- Task input:
★ ★ ★ ★ ★

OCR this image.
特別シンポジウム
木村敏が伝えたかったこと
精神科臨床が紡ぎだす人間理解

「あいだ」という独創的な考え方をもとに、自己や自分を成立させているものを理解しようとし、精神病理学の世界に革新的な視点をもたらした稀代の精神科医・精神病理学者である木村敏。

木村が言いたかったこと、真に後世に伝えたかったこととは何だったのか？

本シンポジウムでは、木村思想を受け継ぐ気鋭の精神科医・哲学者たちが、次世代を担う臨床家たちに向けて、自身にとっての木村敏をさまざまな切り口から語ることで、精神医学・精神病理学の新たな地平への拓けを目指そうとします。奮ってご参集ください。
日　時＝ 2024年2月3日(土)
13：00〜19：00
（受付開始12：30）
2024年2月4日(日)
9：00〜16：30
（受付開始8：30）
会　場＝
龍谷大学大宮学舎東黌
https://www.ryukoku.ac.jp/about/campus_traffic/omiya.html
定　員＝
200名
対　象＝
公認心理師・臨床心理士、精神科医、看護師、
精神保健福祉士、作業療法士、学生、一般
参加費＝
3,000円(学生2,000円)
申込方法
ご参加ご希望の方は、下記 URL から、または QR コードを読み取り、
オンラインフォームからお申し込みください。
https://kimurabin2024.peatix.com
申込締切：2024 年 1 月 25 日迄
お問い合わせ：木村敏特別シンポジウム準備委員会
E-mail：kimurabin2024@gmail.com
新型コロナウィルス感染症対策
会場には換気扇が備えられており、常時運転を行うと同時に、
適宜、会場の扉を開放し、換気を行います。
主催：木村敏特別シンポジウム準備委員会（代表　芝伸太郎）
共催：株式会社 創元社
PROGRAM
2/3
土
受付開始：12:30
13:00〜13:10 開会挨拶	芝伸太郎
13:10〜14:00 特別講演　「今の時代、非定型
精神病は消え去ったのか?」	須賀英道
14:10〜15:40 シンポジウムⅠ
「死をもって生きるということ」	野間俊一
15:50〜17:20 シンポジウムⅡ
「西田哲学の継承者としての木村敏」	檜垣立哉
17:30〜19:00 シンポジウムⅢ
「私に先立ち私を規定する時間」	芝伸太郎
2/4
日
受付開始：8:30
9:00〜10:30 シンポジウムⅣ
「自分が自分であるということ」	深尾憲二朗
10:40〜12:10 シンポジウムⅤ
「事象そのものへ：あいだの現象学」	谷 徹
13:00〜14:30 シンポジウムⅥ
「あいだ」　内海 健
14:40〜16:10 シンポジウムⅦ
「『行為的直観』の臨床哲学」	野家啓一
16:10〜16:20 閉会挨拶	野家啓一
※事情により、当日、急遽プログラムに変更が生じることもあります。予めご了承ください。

★ ★ ★ ★ ★

- Task to complete: Return the full listing, character for character.

- The answer:
OCR this image.
特別シンポジウム
木村敏が伝えたかったこと
精神科臨床が紡ぎだす人間理解

「あいだ」という独創的な考え方をもとに、自己や自分を成立させているものを理解しようとし、精神病理学の世界に革新的な視点をもたらした稀代の精神科医・精神病理学者である木村敏。

木村が言いたかったこと、真に後世に伝えたかったこととは何だったのか？

本シンポジウムでは、木村思想を受け継ぐ気鋭の精神科医・哲学者たちが、次世代を担う臨床家たちに向けて、自身にとっての木村敏をさまざまな切り口から語ることで、精神医学・精神病理学の新たな地平への拓けを目指そうとします。奮ってご参集ください。
日　時＝ 2024年2月3日(土)
13：00〜19：00
（受付開始12：30）
2024年2月4日(日)
9：00〜16：30
（受付開始8：30）
会　場＝
龍谷大学大宮学舎東黌
https://www.ryukoku.ac.jp/about/campus_traffic/omiya.html
定　員＝
200名
対　象＝
公認心理師・臨床心理士、精神科医、看護師、
精神保健福祉士、作業療法士、学生、一般
参加費＝
3,000円(学生2,000円)
申込方法
ご参加ご希望の方は、下記 URL から、または QR コードを読み取り、
オンラインフォームからお申し込みください。
https://kimurabin2024.peatix.com
申込締切：2024 年 1 月 25 日迄
お問い合わせ：木村敏特別シンポジウム準備委員会
E-mail：kimurabin2024@gmail.com
新型コロナウィルス感染症対策
会場には換気扇が備えられており、常時運転を行うと同時に、
適宜、会場の扉を開放し、換気を行います。
主催：木村敏特別シンポジウム準備委員会（代表　芝伸太郎）
共催：株式会社 創元社
PROGRAM
2/3
土
受付開始：12:30
13:00〜13:10 開会挨拶	芝伸太郎
13:10〜14:00 特別講演　「今の時代、非定型
精神病は消え去ったのか?」	須賀英道
14:10〜15:40 シンポジウムⅠ
「死をもって生きるということ」	野間俊一
15:50〜17:20 シンポジウムⅡ
「西田哲学の継承者としての木村敏」	檜垣立哉
17:30〜19:00 シンポジウムⅢ
「私に先立ち私を規定する時間」	芝伸太郎
2/4
日
受付開始：8:30
9:00〜10:30 シンポジウムⅣ
「自分が自分であるということ」	深尾憲二朗
10:40〜12:10 シンポジウムⅤ
「事象そのものへ：あいだの現象学」	谷 徹
13:00〜14:30 シンポジウムⅥ
「あいだ」　内海 健
14:40〜16:10 シンポジウムⅦ
「『行為的直観』の臨床哲学」	野家啓一
16:10〜16:20 閉会挨拶	野家啓一
※事情により、当日、急遽プログラムに変更が生じることもあります。予めご了承ください。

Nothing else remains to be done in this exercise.